→ What this task involves: Transcribe every entry word for word. Skip the pictures.
____________
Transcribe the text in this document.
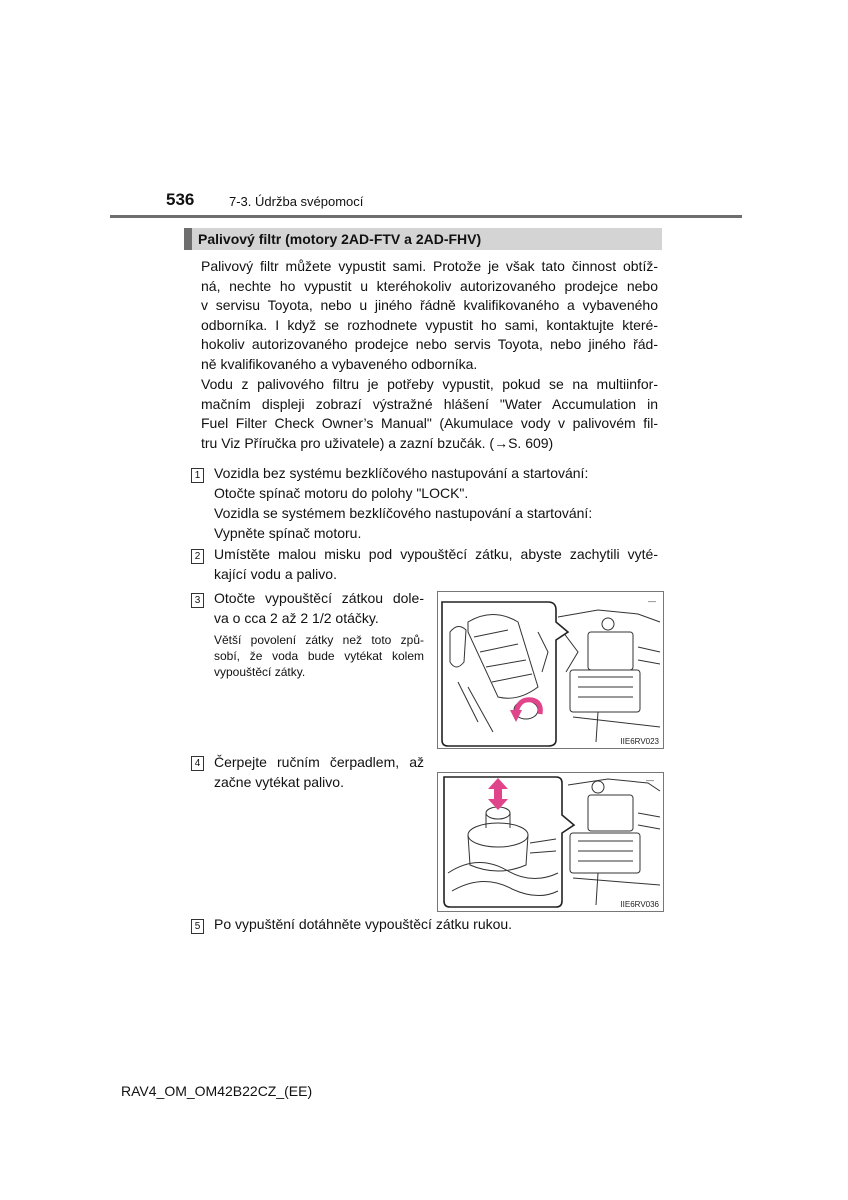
536	7-3. Údržba svépomocí
Palivový filtr (motory 2AD-FTV a 2AD-FHV)
Palivový filtr můžete vypustit sami. Protože je však tato činnost obtíž-
ná, nechte ho vypustit u kteréhokoliv autorizovaného prodejce nebo
v servisu Toyota, nebo u jiného řádně kvalifikovaného a vybaveného
odborníka. I když se rozhodnete vypustit ho sami, kontaktujte které-
hokoliv autorizovaného prodejce nebo servis Toyota, nebo jiného řád-
ně kvalifikovaného a vybaveného odborníka.
Vodu z palivového filtru je potřeby vypustit, pokud se na multiinfor-
mačním displeji zobrazí výstražné hlášení "Water Accumulation in
Fuel Filter Check Owner’s Manual" (Akumulace vody v palivovém fil-
tru Viz Příručka pro uživatele) a zazní bzučák. (→S. 609)
1 Vozidla bez systému bezklíčového nastupování a startování:
Otočte spínač motoru do polohy "LOCK".
Vozidla se systémem bezklíčového nastupování a startování:
Vypněte spínač motoru.
2 Umístěte malou misku pod vypouštěcí zátku, abyste zachytili vyté-
kající vodu a palivo.
3 Otočte vypouštěcí zátkou dole-
va o cca 2 až 2 1/2 otáčky.
Větší povolení zátky než toto způ-
sobí, že voda bude vytékat kolem
vypouštěcí zátky.
—
IIE6RV023
4 Čerpejte ručním čerpadlem, až
začne vytékat palivo.	—
IIE6RV036
5 Po vypuštění dotáhněte vypouštěcí zátku rukou.
RAV4_OM_OM42B22CZ_(EE)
____________
→ Reply to the exercise:
Transcribe the text in this document.
536	7-3. Údržba svépomocí
Palivový filtr (motory 2AD-FTV a 2AD-FHV)
Palivový filtr můžete vypustit sami. Protože je však tato činnost obtíž-
ná, nechte ho vypustit u kteréhokoliv autorizovaného prodejce nebo
v servisu Toyota, nebo u jiného řádně kvalifikovaného a vybaveného
odborníka. I když se rozhodnete vypustit ho sami, kontaktujte které-
hokoliv autorizovaného prodejce nebo servis Toyota, nebo jiného řád-
ně kvalifikovaného a vybaveného odborníka.
Vodu z palivového filtru je potřeby vypustit, pokud se na multiinfor-
mačním displeji zobrazí výstražné hlášení "Water Accumulation in
Fuel Filter Check Owner’s Manual" (Akumulace vody v palivovém fil-
tru Viz Příručka pro uživatele) a zazní bzučák. (→S. 609)
1 Vozidla bez systému bezklíčového nastupování a startování:
Otočte spínač motoru do polohy "LOCK".
Vozidla se systémem bezklíčového nastupování a startování:
Vypněte spínač motoru.
2 Umístěte malou misku pod vypouštěcí zátku, abyste zachytili vyté-
kající vodu a palivo.
3 Otočte vypouštěcí zátkou dole-
va o cca 2 až 2 1/2 otáčky.
Větší povolení zátky než toto způ-
sobí, že voda bude vytékat kolem
vypouštěcí zátky.
—
IIE6RV023
4 Čerpejte ručním čerpadlem, až
začne vytékat palivo.	—
IIE6RV036
5 Po vypuštění dotáhněte vypouštěcí zátku rukou.
RAV4_OM_OM42B22CZ_(EE)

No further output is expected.